> [The problem]:
Can you quote the records below in full, word for word?

> [Provided data]:
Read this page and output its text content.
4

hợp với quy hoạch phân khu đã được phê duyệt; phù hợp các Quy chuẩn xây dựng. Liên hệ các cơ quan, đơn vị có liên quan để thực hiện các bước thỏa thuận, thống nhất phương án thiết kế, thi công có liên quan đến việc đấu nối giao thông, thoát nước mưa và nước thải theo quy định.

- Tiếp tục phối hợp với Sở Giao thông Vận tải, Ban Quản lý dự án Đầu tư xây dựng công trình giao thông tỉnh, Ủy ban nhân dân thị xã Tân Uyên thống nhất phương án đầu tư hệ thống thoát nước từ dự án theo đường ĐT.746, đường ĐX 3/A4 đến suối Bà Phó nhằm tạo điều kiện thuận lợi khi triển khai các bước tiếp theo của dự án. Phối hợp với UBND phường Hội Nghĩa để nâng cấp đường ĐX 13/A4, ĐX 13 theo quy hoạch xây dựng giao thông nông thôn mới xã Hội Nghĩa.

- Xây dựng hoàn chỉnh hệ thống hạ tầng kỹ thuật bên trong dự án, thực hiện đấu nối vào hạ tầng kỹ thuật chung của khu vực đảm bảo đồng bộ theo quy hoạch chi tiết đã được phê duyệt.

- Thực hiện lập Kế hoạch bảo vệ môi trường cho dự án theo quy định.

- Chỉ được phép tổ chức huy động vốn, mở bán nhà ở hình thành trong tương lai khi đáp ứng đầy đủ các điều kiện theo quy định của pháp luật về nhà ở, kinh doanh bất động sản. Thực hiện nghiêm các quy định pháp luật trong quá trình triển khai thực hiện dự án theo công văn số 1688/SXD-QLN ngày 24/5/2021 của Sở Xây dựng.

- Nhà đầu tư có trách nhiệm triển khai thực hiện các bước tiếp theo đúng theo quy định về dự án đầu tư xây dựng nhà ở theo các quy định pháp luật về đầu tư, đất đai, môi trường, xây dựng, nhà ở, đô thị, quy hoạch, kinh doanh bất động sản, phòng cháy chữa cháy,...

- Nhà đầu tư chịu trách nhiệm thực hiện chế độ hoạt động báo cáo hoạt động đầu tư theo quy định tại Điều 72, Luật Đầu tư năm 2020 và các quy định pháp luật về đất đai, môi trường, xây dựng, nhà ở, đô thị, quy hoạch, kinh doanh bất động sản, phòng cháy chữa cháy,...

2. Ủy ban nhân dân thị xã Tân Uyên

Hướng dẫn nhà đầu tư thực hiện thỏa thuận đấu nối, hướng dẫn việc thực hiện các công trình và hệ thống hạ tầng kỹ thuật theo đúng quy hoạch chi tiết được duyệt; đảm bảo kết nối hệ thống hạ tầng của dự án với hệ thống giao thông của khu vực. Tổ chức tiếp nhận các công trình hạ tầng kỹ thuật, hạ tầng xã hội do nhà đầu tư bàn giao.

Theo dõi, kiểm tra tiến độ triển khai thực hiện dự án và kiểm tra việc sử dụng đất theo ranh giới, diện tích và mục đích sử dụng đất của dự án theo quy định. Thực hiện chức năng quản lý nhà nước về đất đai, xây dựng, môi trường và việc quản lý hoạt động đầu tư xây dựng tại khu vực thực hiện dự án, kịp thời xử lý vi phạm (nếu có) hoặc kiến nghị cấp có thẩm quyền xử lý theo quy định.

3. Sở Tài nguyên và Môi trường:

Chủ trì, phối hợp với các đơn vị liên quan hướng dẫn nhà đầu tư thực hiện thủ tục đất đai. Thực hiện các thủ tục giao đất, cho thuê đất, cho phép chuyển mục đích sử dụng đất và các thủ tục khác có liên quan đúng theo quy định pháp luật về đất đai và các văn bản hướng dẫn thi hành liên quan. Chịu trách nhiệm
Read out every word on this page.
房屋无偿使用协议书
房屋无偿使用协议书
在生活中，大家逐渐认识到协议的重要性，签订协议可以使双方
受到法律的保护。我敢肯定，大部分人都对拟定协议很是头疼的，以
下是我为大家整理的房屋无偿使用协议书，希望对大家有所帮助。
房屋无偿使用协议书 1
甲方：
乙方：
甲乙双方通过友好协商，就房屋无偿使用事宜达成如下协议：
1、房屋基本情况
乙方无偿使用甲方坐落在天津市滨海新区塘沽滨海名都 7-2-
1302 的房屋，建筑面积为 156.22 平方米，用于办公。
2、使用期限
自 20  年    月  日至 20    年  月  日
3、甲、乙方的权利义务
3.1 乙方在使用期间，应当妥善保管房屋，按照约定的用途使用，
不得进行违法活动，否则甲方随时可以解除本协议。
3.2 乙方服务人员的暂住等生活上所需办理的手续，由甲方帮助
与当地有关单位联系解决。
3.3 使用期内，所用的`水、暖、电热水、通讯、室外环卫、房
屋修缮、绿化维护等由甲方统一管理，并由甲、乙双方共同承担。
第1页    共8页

> [Exercise response]:
Read this page and output its text content.
4

hợp với quy hoạch phân khu đã được phê duyệt; phù hợp các Quy chuẩn xây dựng. Liên hệ các cơ quan, đơn vị có liên quan để thực hiện các bước thỏa thuận, thống nhất phương án thiết kế, thi công có liên quan đến việc đấu nối giao thông, thoát nước mưa và nước thải theo quy định.

- Tiếp tục phối hợp với Sở Giao thông Vận tải, Ban Quản lý dự án Đầu tư xây dựng công trình giao thông tỉnh, Ủy ban nhân dân thị xã Tân Uyên thống nhất phương án đầu tư hệ thống thoát nước từ dự án theo đường ĐT.746, đường ĐX 3/A4 đến suối Bà Phó nhằm tạo điều kiện thuận lợi khi triển khai các bước tiếp theo của dự án. Phối hợp với UBND phường Hội Nghĩa để nâng cấp đường ĐX 13/A4, ĐX 13 theo quy hoạch xây dựng giao thông nông thôn mới xã Hội Nghĩa.

- Xây dựng hoàn chỉnh hệ thống hạ tầng kỹ thuật bên trong dự án, thực hiện đấu nối vào hạ tầng kỹ thuật chung của khu vực đảm bảo đồng bộ theo quy hoạch chi tiết đã được phê duyệt.

- Thực hiện lập Kế hoạch bảo vệ môi trường cho dự án theo quy định.

- Chỉ được phép tổ chức huy động vốn, mở bán nhà ở hình thành trong tương lai khi đáp ứng đầy đủ các điều kiện theo quy định của pháp luật về nhà ở, kinh doanh bất động sản. Thực hiện nghiêm các quy định pháp luật trong quá trình triển khai thực hiện dự án theo công văn số 1688/SXD-QLN ngày 24/5/2021 của Sở Xây dựng.

- Nhà đầu tư có trách nhiệm triển khai thực hiện các bước tiếp theo đúng theo quy định về dự án đầu tư xây dựng nhà ở theo các quy định pháp luật về đầu tư, đất đai, môi trường, xây dựng, nhà ở, đô thị, quy hoạch, kinh doanh bất động sản, phòng cháy chữa cháy,...

- Nhà đầu tư chịu trách nhiệm thực hiện chế độ hoạt động báo cáo hoạt động đầu tư theo quy định tại Điều 72, Luật Đầu tư năm 2020 và các quy định pháp luật về đất đai, môi trường, xây dựng, nhà ở, đô thị, quy hoạch, kinh doanh bất động sản, phòng cháy chữa cháy,...

2. Ủy ban nhân dân thị xã Tân Uyên

Hướng dẫn nhà đầu tư thực hiện thỏa thuận đấu nối, hướng dẫn việc thực hiện các công trình và hệ thống hạ tầng kỹ thuật theo đúng quy hoạch chi tiết được duyệt; đảm bảo kết nối hệ thống hạ tầng của dự án với hệ thống giao thông của khu vực. Tổ chức tiếp nhận các công trình hạ tầng kỹ thuật, hạ tầng xã hội do nhà đầu tư bàn giao.

Theo dõi, kiểm tra tiến độ triển khai thực hiện dự án và kiểm tra việc sử dụng đất theo ranh giới, diện tích và mục đích sử dụng đất của dự án theo quy định. Thực hiện chức năng quản lý nhà nước về đất đai, xây dựng, môi trường và việc quản lý hoạt động đầu tư xây dựng tại khu vực thực hiện dự án, kịp thời xử lý vi phạm (nếu có) hoặc kiến nghị cấp có thẩm quyền xử lý theo quy định.

3. Sở Tài nguyên và Môi trường:

Chủ trì, phối hợp với các đơn vị liên quan hướng dẫn nhà đầu tư thực hiện thủ tục đất đai. Thực hiện các thủ tục giao đất, cho thuê đất, cho phép chuyển mục đích sử dụng đất và các thủ tục khác có liên quan đúng theo quy định pháp luật về đất đai và các văn bản hướng dẫn thi hành liên quan. Chịu trách nhiệm
Read out every word on this page.
房屋无偿使用协议书
房屋无偿使用协议书
在生活中，大家逐渐认识到协议的重要性，签订协议可以使双方
受到法律的保护。我敢肯定，大部分人都对拟定协议很是头疼的，以
下是我为大家整理的房屋无偿使用协议书，希望对大家有所帮助。
房屋无偿使用协议书 1
甲方：
乙方：
甲乙双方通过友好协商，就房屋无偿使用事宜达成如下协议：
1、房屋基本情况
乙方无偿使用甲方坐落在天津市滨海新区塘沽滨海名都 7-2-
1302 的房屋，建筑面积为 156.22 平方米，用于办公。
2、使用期限
自 20  年    月  日至 20    年  月  日
3、甲、乙方的权利义务
3.1 乙方在使用期间，应当妥善保管房屋，按照约定的用途使用，
不得进行违法活动，否则甲方随时可以解除本协议。
3.2 乙方服务人员的暂住等生活上所需办理的手续，由甲方帮助
与当地有关单位联系解决。
3.3 使用期内，所用的`水、暖、电热水、通讯、室外环卫、房
屋修缮、绿化维护等由甲方统一管理，并由甲、乙双方共同承担。
第1页    共8页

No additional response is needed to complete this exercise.